▶ [WHAT YOU WILL DO]: Return only the count of lines in which the word "averages" appears.

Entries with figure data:
--- START ---

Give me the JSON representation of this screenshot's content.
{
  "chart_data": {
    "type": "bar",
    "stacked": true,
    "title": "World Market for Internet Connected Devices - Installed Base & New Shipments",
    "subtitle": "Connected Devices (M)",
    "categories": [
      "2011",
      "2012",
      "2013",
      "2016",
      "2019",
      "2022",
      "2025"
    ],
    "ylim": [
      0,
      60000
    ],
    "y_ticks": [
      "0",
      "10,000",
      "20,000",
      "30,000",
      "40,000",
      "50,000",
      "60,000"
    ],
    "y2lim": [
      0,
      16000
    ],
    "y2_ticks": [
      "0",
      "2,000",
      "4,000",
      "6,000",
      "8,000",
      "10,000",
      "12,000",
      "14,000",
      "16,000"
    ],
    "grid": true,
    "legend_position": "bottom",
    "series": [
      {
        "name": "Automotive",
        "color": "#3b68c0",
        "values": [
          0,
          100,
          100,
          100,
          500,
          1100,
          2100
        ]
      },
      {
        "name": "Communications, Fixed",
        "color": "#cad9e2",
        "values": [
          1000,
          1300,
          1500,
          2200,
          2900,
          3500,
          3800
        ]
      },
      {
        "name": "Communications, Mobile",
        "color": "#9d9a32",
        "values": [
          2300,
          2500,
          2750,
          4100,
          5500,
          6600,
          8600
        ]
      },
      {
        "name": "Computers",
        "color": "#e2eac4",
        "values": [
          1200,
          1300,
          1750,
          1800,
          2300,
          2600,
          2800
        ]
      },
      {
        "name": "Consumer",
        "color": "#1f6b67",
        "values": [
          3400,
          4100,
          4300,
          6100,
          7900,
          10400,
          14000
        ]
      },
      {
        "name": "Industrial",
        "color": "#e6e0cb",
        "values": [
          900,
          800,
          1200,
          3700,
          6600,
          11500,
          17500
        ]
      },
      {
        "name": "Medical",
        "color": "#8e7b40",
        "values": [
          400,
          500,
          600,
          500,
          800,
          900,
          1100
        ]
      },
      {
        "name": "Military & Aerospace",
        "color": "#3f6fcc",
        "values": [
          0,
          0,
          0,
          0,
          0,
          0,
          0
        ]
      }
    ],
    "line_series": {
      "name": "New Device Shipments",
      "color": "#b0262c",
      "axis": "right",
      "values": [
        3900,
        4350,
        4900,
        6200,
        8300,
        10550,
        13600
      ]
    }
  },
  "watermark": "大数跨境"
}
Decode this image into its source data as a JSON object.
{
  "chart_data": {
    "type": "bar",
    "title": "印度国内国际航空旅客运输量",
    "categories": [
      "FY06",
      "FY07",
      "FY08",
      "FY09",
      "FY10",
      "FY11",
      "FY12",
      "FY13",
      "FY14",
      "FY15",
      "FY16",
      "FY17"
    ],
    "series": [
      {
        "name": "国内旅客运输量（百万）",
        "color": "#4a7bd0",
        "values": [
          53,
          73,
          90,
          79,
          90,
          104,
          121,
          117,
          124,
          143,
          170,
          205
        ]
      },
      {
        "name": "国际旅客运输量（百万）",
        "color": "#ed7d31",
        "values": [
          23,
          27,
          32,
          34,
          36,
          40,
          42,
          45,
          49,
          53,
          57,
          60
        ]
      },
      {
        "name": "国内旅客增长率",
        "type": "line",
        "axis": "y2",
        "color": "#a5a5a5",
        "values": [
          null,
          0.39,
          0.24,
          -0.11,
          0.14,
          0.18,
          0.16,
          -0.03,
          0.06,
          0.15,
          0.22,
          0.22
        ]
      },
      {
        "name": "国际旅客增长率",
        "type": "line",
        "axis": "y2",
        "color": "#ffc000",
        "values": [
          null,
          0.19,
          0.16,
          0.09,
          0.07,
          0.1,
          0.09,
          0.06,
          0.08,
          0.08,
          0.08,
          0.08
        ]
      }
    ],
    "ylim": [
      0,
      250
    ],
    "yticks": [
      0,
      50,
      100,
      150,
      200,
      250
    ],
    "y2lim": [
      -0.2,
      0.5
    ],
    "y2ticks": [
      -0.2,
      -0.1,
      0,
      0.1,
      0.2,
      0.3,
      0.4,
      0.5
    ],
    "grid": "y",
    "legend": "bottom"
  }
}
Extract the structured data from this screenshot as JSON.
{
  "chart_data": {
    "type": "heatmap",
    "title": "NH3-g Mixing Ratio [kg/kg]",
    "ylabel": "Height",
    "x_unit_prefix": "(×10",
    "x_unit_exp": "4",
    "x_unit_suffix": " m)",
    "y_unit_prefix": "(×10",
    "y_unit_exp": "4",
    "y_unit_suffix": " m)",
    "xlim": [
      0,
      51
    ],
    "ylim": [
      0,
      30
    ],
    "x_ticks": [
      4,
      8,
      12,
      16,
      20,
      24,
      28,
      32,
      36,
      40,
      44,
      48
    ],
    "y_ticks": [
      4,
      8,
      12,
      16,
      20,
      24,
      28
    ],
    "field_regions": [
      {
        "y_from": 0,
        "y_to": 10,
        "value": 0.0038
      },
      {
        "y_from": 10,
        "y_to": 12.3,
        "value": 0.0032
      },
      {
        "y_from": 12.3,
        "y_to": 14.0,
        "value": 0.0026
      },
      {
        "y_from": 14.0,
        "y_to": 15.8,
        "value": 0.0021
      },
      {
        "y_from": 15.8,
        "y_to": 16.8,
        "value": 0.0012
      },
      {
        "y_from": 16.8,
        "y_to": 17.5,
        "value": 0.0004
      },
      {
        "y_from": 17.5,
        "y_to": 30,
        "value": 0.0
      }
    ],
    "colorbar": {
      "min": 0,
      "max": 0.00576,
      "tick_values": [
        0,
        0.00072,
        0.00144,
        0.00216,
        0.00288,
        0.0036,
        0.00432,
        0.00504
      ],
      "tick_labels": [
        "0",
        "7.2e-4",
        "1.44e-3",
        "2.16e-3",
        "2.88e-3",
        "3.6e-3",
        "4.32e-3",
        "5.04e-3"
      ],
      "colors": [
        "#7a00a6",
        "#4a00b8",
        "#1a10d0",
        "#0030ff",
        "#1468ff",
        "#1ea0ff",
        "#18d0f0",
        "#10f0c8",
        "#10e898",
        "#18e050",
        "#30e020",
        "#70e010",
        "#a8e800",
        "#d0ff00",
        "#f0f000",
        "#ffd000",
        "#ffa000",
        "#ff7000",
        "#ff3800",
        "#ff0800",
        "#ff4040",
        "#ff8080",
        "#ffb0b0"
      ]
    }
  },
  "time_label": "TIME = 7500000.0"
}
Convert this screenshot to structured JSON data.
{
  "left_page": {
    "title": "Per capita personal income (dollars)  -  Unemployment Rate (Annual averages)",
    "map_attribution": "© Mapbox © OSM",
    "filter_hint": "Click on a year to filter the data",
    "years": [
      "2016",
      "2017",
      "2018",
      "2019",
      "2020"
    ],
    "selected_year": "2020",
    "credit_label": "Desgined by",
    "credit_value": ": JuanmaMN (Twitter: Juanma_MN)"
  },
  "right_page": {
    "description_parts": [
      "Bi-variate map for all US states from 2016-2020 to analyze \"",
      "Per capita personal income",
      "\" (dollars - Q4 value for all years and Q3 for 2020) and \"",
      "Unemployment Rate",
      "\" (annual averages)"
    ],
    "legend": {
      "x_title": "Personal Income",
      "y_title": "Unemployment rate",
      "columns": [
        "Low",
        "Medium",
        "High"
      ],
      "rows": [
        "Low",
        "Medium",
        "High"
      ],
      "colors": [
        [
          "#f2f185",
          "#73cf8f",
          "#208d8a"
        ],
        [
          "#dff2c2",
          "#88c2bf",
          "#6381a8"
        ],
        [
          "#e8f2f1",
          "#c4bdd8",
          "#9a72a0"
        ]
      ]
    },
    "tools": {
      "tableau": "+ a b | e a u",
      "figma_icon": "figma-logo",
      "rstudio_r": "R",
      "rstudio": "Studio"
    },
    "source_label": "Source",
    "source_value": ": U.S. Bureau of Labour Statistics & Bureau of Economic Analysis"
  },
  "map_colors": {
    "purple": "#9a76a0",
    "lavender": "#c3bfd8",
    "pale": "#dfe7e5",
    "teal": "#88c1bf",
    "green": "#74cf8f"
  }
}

--- END ---

▶ [REPLY TO THE TASK]: 2